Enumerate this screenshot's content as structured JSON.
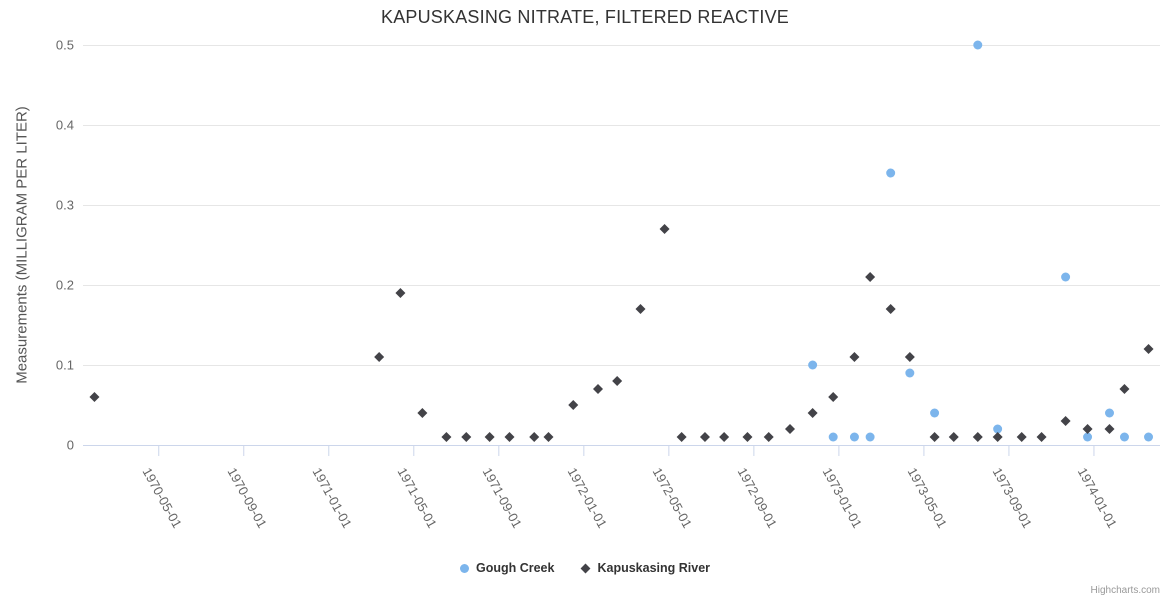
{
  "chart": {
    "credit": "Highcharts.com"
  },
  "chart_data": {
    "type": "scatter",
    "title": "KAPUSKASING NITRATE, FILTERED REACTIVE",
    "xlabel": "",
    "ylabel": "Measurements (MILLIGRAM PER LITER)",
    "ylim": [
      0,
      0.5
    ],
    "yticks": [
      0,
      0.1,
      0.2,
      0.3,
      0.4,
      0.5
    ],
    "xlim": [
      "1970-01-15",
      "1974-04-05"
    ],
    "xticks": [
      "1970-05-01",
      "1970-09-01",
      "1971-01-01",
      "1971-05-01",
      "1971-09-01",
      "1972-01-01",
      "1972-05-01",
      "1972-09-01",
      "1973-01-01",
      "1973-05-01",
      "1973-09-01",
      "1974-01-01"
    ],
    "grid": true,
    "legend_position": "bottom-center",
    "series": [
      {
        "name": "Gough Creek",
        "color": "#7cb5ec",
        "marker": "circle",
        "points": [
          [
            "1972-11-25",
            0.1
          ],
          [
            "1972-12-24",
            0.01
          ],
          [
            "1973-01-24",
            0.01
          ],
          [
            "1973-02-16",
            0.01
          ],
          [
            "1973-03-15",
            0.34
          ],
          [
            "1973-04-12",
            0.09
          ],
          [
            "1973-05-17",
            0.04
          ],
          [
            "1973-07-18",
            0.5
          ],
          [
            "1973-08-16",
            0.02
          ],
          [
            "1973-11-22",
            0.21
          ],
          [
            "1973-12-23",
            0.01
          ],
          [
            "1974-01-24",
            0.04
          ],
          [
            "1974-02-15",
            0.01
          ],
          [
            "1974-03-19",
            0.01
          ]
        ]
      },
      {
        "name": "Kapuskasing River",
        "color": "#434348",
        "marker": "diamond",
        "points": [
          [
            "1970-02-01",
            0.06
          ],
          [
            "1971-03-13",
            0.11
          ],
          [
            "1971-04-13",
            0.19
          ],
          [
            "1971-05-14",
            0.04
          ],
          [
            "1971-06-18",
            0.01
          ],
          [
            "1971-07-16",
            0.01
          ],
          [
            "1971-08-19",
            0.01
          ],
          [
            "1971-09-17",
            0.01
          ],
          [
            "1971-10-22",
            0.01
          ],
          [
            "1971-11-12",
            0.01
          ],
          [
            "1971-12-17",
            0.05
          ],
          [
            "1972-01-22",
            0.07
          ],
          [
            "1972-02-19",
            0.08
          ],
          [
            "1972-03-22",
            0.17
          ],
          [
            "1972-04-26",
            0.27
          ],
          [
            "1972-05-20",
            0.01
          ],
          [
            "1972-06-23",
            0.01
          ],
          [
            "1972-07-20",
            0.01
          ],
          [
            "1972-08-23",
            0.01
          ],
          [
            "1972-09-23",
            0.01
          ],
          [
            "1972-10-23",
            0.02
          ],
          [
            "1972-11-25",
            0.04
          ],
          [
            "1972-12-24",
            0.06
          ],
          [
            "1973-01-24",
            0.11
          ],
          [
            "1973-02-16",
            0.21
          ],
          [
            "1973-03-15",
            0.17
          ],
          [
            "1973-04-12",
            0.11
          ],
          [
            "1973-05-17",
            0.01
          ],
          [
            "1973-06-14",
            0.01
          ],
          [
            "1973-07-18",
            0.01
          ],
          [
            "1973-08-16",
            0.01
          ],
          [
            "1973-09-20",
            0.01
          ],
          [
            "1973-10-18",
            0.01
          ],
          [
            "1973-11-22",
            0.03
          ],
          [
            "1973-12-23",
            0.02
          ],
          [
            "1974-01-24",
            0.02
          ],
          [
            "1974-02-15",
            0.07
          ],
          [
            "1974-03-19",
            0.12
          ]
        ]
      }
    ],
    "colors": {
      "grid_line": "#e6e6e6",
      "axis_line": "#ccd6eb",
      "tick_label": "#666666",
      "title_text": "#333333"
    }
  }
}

::::::::

*Written problem*. Reproduce the listing exactly. Leave its pictures out.

*Solved exercise*.
Enumerate this screenshot's content as structured JSON.
{
  "chart": {
    "credit": "Highcharts.com"
  },
  "chart_data": {
    "type": "scatter",
    "title": "KAPUSKASING NITRATE, FILTERED REACTIVE",
    "xlabel": "",
    "ylabel": "Measurements (MILLIGRAM PER LITER)",
    "ylim": [
      0,
      0.5
    ],
    "yticks": [
      0,
      0.1,
      0.2,
      0.3,
      0.4,
      0.5
    ],
    "xlim": [
      "1970-01-15",
      "1974-04-05"
    ],
    "xticks": [
      "1970-05-01",
      "1970-09-01",
      "1971-01-01",
      "1971-05-01",
      "1971-09-01",
      "1972-01-01",
      "1972-05-01",
      "1972-09-01",
      "1973-01-01",
      "1973-05-01",
      "1973-09-01",
      "1974-01-01"
    ],
    "grid": true,
    "legend_position": "bottom-center",
    "series": [
      {
        "name": "Gough Creek",
        "color": "#7cb5ec",
        "marker": "circle",
        "points": [
          [
            "1972-11-25",
            0.1
          ],
          [
            "1972-12-24",
            0.01
          ],
          [
            "1973-01-24",
            0.01
          ],
          [
            "1973-02-16",
            0.01
          ],
          [
            "1973-03-15",
            0.34
          ],
          [
            "1973-04-12",
            0.09
          ],
          [
            "1973-05-17",
            0.04
          ],
          [
            "1973-07-18",
            0.5
          ],
          [
            "1973-08-16",
            0.02
          ],
          [
            "1973-11-22",
            0.21
          ],
          [
            "1973-12-23",
            0.01
          ],
          [
            "1974-01-24",
            0.04
          ],
          [
            "1974-02-15",
            0.01
          ],
          [
            "1974-03-19",
            0.01
          ]
        ]
      },
      {
        "name": "Kapuskasing River",
        "color": "#434348",
        "marker": "diamond",
        "points": [
          [
            "1970-02-01",
            0.06
          ],
          [
            "1971-03-13",
            0.11
          ],
          [
            "1971-04-13",
            0.19
          ],
          [
            "1971-05-14",
            0.04
          ],
          [
            "1971-06-18",
            0.01
          ],
          [
            "1971-07-16",
            0.01
          ],
          [
            "1971-08-19",
            0.01
          ],
          [
            "1971-09-17",
            0.01
          ],
          [
            "1971-10-22",
            0.01
          ],
          [
            "1971-11-12",
            0.01
          ],
          [
            "1971-12-17",
            0.05
          ],
          [
            "1972-01-22",
            0.07
          ],
          [
            "1972-02-19",
            0.08
          ],
          [
            "1972-03-22",
            0.17
          ],
          [
            "1972-04-26",
            0.27
          ],
          [
            "1972-05-20",
            0.01
          ],
          [
            "1972-06-23",
            0.01
          ],
          [
            "1972-07-20",
            0.01
          ],
          [
            "1972-08-23",
            0.01
          ],
          [
            "1972-09-23",
            0.01
          ],
          [
            "1972-10-23",
            0.02
          ],
          [
            "1972-11-25",
            0.04
          ],
          [
            "1972-12-24",
            0.06
          ],
          [
            "1973-01-24",
            0.11
          ],
          [
            "1973-02-16",
            0.21
          ],
          [
            "1973-03-15",
            0.17
          ],
          [
            "1973-04-12",
            0.11
          ],
          [
            "1973-05-17",
            0.01
          ],
          [
            "1973-06-14",
            0.01
          ],
          [
            "1973-07-18",
            0.01
          ],
          [
            "1973-08-16",
            0.01
          ],
          [
            "1973-09-20",
            0.01
          ],
          [
            "1973-10-18",
            0.01
          ],
          [
            "1973-11-22",
            0.03
          ],
          [
            "1973-12-23",
            0.02
          ],
          [
            "1974-01-24",
            0.02
          ],
          [
            "1974-02-15",
            0.07
          ],
          [
            "1974-03-19",
            0.12
          ]
        ]
      }
    ],
    "colors": {
      "grid_line": "#e6e6e6",
      "axis_line": "#ccd6eb",
      "tick_label": "#666666",
      "title_text": "#333333"
    }
  }
}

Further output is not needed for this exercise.